- [Aim] Return the whole listing, line for line, without the pictures in it.

'''

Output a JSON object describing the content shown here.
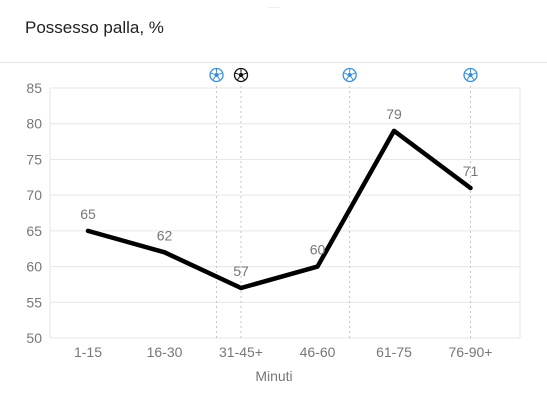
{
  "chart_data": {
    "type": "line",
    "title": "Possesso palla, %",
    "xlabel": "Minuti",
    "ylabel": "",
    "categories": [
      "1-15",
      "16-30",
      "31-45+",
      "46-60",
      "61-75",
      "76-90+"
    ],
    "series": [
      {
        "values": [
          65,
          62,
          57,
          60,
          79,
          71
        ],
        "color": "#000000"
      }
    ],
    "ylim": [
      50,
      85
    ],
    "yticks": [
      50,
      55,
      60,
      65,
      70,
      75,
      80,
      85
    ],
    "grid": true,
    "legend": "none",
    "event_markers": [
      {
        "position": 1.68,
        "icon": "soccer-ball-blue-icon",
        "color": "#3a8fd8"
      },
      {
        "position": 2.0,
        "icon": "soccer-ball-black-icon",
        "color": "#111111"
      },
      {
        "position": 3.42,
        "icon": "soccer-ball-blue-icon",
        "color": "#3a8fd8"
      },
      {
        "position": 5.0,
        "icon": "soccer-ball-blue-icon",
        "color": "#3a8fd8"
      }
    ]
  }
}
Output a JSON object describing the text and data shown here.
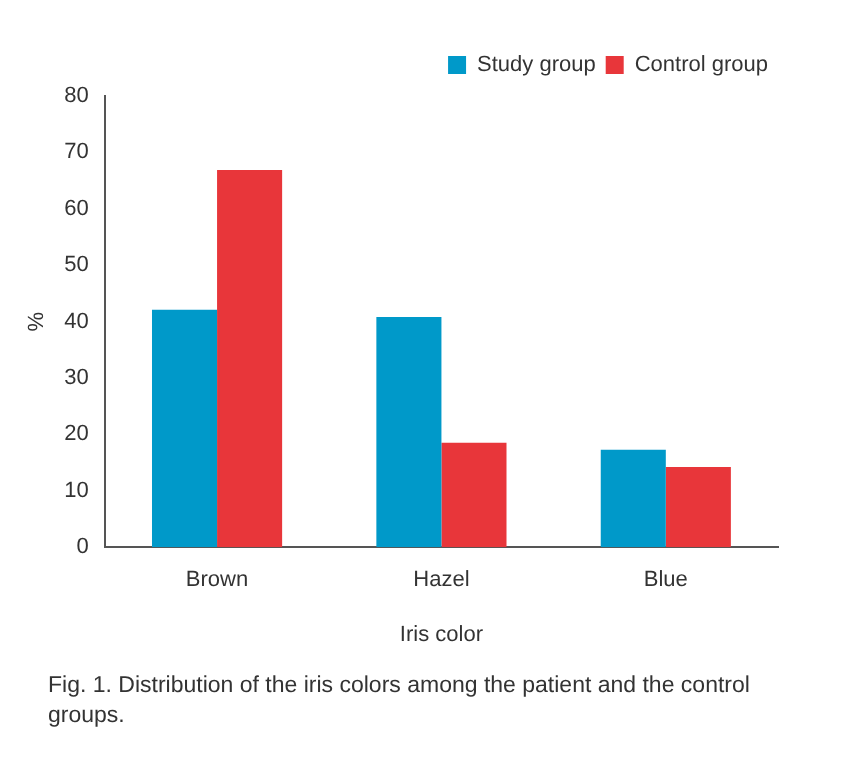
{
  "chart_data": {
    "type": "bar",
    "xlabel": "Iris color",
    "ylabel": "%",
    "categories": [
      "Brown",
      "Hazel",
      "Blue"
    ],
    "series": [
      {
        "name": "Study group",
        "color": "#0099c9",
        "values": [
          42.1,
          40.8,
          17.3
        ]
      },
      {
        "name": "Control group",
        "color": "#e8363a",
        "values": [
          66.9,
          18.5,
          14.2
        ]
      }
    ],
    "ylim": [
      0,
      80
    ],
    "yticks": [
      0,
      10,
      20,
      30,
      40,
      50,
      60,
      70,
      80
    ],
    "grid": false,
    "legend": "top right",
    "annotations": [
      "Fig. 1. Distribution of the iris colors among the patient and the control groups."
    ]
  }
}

'''

- [Output]
Output a JSON object describing the content shown here.
{
  "chart_data": {
    "type": "line",
    "title": "Possesso palla, %",
    "xlabel": "Minuti",
    "ylabel": "",
    "categories": [
      "1-15",
      "16-30",
      "31-45+",
      "46-60",
      "61-75",
      "76-90+"
    ],
    "series": [
      {
        "values": [
          65,
          62,
          57,
          60,
          79,
          71
        ],
        "color": "#000000"
      }
    ],
    "ylim": [
      50,
      85
    ],
    "yticks": [
      50,
      55,
      60,
      65,
      70,
      75,
      80,
      85
    ],
    "grid": true,
    "legend": "none",
    "event_markers": [
      {
        "position": 1.68,
        "icon": "soccer-ball-blue-icon",
        "color": "#3a8fd8"
      },
      {
        "position": 2.0,
        "icon": "soccer-ball-black-icon",
        "color": "#111111"
      },
      {
        "position": 3.42,
        "icon": "soccer-ball-blue-icon",
        "color": "#3a8fd8"
      },
      {
        "position": 5.0,
        "icon": "soccer-ball-blue-icon",
        "color": "#3a8fd8"
      }
    ]
  }
}
Output a JSON object describing the text and data shown here.
{
  "chart_data": {
    "type": "bar",
    "xlabel": "Iris color",
    "ylabel": "%",
    "categories": [
      "Brown",
      "Hazel",
      "Blue"
    ],
    "series": [
      {
        "name": "Study group",
        "color": "#0099c9",
        "values": [
          42.1,
          40.8,
          17.3
        ]
      },
      {
        "name": "Control group",
        "color": "#e8363a",
        "values": [
          66.9,
          18.5,
          14.2
        ]
      }
    ],
    "ylim": [
      0,
      80
    ],
    "yticks": [
      0,
      10,
      20,
      30,
      40,
      50,
      60,
      70,
      80
    ],
    "grid": false,
    "legend": "top right",
    "annotations": [
      "Fig. 1. Distribution of the iris colors among the patient and the control groups."
    ]
  }
}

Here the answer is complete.